Short problem => Gather all lines with "bars" from the records.

Available data =>
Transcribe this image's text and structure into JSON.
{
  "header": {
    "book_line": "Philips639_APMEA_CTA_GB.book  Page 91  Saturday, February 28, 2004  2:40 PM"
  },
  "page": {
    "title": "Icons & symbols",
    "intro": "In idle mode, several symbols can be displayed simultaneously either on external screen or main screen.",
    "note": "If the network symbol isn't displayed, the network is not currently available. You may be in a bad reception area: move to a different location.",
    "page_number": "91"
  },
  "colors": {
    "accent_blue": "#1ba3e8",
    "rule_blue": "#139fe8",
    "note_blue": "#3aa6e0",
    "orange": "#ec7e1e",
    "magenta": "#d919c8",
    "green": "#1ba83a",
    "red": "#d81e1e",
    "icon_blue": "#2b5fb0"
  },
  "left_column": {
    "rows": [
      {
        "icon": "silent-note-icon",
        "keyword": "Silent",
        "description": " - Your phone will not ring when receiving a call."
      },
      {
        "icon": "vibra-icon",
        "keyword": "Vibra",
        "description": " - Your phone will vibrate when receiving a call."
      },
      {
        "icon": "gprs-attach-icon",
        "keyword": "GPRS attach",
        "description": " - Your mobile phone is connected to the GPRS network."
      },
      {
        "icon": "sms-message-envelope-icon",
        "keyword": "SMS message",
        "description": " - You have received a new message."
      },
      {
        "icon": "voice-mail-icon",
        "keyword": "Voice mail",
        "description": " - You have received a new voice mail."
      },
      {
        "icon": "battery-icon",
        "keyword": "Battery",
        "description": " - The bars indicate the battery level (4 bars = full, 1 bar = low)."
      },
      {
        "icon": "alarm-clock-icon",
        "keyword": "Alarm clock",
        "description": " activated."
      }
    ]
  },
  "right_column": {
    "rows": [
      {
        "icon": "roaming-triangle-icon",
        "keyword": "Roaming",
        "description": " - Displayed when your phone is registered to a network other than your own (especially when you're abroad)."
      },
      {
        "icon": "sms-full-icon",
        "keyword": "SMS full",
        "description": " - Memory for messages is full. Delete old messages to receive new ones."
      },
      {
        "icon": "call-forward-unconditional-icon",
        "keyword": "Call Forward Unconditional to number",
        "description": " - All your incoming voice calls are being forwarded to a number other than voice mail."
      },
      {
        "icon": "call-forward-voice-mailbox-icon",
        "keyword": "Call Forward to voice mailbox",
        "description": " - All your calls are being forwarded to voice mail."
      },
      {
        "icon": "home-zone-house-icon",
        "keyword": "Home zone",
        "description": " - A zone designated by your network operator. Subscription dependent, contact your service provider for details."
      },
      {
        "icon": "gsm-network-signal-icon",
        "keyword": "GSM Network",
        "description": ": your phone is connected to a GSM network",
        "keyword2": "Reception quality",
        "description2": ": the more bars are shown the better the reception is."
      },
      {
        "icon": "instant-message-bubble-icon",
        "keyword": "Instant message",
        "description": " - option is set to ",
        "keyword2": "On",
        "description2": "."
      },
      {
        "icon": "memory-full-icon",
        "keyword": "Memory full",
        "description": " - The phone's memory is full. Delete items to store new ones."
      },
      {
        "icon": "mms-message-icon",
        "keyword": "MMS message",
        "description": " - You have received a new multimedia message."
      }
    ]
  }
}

Output =>
        "description": " - The bars indicate the battery level (4 bars = full, 1 bar = low)."
        "description2": ": the more bars are shown the better the reception is."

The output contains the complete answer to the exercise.